**Description of the task**: Reproduce all of the data exactly.

**Task input**:
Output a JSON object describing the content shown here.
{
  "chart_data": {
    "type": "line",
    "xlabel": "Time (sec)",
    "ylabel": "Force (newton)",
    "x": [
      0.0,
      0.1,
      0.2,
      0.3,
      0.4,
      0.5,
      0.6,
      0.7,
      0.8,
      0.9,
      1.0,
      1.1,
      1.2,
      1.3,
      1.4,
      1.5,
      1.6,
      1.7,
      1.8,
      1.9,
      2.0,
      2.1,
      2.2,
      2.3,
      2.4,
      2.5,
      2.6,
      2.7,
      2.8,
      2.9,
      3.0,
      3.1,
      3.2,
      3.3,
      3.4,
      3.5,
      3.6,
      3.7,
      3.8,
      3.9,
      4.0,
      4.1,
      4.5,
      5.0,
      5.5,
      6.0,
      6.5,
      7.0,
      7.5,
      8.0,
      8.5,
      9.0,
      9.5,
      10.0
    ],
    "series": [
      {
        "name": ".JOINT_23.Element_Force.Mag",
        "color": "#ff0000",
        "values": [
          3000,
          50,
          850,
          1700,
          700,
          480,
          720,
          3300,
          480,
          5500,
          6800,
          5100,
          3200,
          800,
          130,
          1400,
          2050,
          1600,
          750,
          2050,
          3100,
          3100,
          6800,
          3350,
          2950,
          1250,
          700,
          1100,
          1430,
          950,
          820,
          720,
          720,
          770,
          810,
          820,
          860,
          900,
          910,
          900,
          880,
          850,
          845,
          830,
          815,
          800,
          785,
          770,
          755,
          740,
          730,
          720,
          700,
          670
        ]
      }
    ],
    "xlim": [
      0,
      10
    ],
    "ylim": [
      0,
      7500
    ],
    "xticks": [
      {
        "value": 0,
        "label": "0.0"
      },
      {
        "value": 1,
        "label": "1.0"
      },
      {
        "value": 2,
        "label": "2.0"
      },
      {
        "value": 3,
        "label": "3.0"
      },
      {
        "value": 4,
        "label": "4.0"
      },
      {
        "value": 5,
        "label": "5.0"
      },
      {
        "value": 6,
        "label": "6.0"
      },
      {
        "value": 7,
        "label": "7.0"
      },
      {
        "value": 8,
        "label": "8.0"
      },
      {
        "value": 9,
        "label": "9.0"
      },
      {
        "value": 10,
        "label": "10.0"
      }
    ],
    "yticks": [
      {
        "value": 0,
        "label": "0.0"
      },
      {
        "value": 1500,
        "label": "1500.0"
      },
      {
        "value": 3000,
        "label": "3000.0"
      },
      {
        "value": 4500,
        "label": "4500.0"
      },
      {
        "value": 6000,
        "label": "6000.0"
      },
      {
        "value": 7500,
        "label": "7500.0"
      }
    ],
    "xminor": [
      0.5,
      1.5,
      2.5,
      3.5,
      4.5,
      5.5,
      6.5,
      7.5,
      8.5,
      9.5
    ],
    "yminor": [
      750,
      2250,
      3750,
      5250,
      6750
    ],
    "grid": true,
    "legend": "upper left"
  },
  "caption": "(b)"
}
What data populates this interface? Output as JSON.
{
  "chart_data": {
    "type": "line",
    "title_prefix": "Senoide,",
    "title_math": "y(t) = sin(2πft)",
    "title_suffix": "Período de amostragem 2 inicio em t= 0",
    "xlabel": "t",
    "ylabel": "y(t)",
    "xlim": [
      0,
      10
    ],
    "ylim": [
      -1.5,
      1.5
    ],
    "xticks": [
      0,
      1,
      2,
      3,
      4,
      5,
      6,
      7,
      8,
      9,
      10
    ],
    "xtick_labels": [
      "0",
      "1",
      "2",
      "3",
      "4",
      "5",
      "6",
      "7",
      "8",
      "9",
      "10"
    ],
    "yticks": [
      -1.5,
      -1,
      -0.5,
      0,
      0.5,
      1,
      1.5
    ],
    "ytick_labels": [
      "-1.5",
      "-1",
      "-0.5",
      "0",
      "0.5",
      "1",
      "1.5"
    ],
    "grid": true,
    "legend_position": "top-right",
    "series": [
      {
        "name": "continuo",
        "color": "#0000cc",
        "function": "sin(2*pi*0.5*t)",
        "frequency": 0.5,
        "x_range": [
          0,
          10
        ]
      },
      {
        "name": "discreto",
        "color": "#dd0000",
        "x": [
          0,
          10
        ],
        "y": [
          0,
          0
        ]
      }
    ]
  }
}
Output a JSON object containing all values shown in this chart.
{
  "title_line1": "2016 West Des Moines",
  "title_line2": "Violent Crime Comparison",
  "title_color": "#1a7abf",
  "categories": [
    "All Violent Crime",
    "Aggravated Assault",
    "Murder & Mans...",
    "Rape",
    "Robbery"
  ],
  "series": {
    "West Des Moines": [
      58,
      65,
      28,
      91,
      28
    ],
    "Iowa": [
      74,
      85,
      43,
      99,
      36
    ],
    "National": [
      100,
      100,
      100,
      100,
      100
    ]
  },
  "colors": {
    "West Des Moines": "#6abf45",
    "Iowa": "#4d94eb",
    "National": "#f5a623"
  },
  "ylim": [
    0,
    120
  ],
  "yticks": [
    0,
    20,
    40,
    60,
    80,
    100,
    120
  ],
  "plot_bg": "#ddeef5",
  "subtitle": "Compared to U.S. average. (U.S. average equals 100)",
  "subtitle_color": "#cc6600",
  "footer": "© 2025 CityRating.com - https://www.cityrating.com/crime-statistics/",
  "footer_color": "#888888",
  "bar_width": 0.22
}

**Result of this task**:
Output a JSON object describing the content shown here.
{
  "chart_data": {
    "type": "line",
    "xlabel": "Time (sec)",
    "ylabel": "Force (newton)",
    "x": [
      0.0,
      0.1,
      0.2,
      0.3,
      0.4,
      0.5,
      0.6,
      0.7,
      0.8,
      0.9,
      1.0,
      1.1,
      1.2,
      1.3,
      1.4,
      1.5,
      1.6,
      1.7,
      1.8,
      1.9,
      2.0,
      2.1,
      2.2,
      2.3,
      2.4,
      2.5,
      2.6,
      2.7,
      2.8,
      2.9,
      3.0,
      3.1,
      3.2,
      3.3,
      3.4,
      3.5,
      3.6,
      3.7,
      3.8,
      3.9,
      4.0,
      4.1,
      4.5,
      5.0,
      5.5,
      6.0,
      6.5,
      7.0,
      7.5,
      8.0,
      8.5,
      9.0,
      9.5,
      10.0
    ],
    "series": [
      {
        "name": ".JOINT_23.Element_Force.Mag",
        "color": "#ff0000",
        "values": [
          3000,
          50,
          850,
          1700,
          700,
          480,
          720,
          3300,
          480,
          5500,
          6800,
          5100,
          3200,
          800,
          130,
          1400,
          2050,
          1600,
          750,
          2050,
          3100,
          3100,
          6800,
          3350,
          2950,
          1250,
          700,
          1100,
          1430,
          950,
          820,
          720,
          720,
          770,
          810,
          820,
          860,
          900,
          910,
          900,
          880,
          850,
          845,
          830,
          815,
          800,
          785,
          770,
          755,
          740,
          730,
          720,
          700,
          670
        ]
      }
    ],
    "xlim": [
      0,
      10
    ],
    "ylim": [
      0,
      7500
    ],
    "xticks": [
      {
        "value": 0,
        "label": "0.0"
      },
      {
        "value": 1,
        "label": "1.0"
      },
      {
        "value": 2,
        "label": "2.0"
      },
      {
        "value": 3,
        "label": "3.0"
      },
      {
        "value": 4,
        "label": "4.0"
      },
      {
        "value": 5,
        "label": "5.0"
      },
      {
        "value": 6,
        "label": "6.0"
      },
      {
        "value": 7,
        "label": "7.0"
      },
      {
        "value": 8,
        "label": "8.0"
      },
      {
        "value": 9,
        "label": "9.0"
      },
      {
        "value": 10,
        "label": "10.0"
      }
    ],
    "yticks": [
      {
        "value": 0,
        "label": "0.0"
      },
      {
        "value": 1500,
        "label": "1500.0"
      },
      {
        "value": 3000,
        "label": "3000.0"
      },
      {
        "value": 4500,
        "label": "4500.0"
      },
      {
        "value": 6000,
        "label": "6000.0"
      },
      {
        "value": 7500,
        "label": "7500.0"
      }
    ],
    "xminor": [
      0.5,
      1.5,
      2.5,
      3.5,
      4.5,
      5.5,
      6.5,
      7.5,
      8.5,
      9.5
    ],
    "yminor": [
      750,
      2250,
      3750,
      5250,
      6750
    ],
    "grid": true,
    "legend": "upper left"
  },
  "caption": "(b)"
}
What data populates this interface? Output as JSON.
{
  "chart_data": {
    "type": "line",
    "title_prefix": "Senoide,",
    "title_math": "y(t) = sin(2πft)",
    "title_suffix": "Período de amostragem 2 inicio em t= 0",
    "xlabel": "t",
    "ylabel": "y(t)",
    "xlim": [
      0,
      10
    ],
    "ylim": [
      -1.5,
      1.5
    ],
    "xticks": [
      0,
      1,
      2,
      3,
      4,
      5,
      6,
      7,
      8,
      9,
      10
    ],
    "xtick_labels": [
      "0",
      "1",
      "2",
      "3",
      "4",
      "5",
      "6",
      "7",
      "8",
      "9",
      "10"
    ],
    "yticks": [
      -1.5,
      -1,
      -0.5,
      0,
      0.5,
      1,
      1.5
    ],
    "ytick_labels": [
      "-1.5",
      "-1",
      "-0.5",
      "0",
      "0.5",
      "1",
      "1.5"
    ],
    "grid": true,
    "legend_position": "top-right",
    "series": [
      {
        "name": "continuo",
        "color": "#0000cc",
        "function": "sin(2*pi*0.5*t)",
        "frequency": 0.5,
        "x_range": [
          0,
          10
        ]
      },
      {
        "name": "discreto",
        "color": "#dd0000",
        "x": [
          0,
          10
        ],
        "y": [
          0,
          0
        ]
      }
    ]
  }
}
Output a JSON object containing all values shown in this chart.
{
  "title_line1": "2016 West Des Moines",
  "title_line2": "Violent Crime Comparison",
  "title_color": "#1a7abf",
  "categories": [
    "All Violent Crime",
    "Aggravated Assault",
    "Murder & Mans...",
    "Rape",
    "Robbery"
  ],
  "series": {
    "West Des Moines": [
      58,
      65,
      28,
      91,
      28
    ],
    "Iowa": [
      74,
      85,
      43,
      99,
      36
    ],
    "National": [
      100,
      100,
      100,
      100,
      100
    ]
  },
  "colors": {
    "West Des Moines": "#6abf45",
    "Iowa": "#4d94eb",
    "National": "#f5a623"
  },
  "ylim": [
    0,
    120
  ],
  "yticks": [
    0,
    20,
    40,
    60,
    80,
    100,
    120
  ],
  "plot_bg": "#ddeef5",
  "subtitle": "Compared to U.S. average. (U.S. average equals 100)",
  "subtitle_color": "#cc6600",
  "footer": "© 2025 CityRating.com - https://www.cityrating.com/crime-statistics/",
  "footer_color": "#888888",
  "bar_width": 0.22
}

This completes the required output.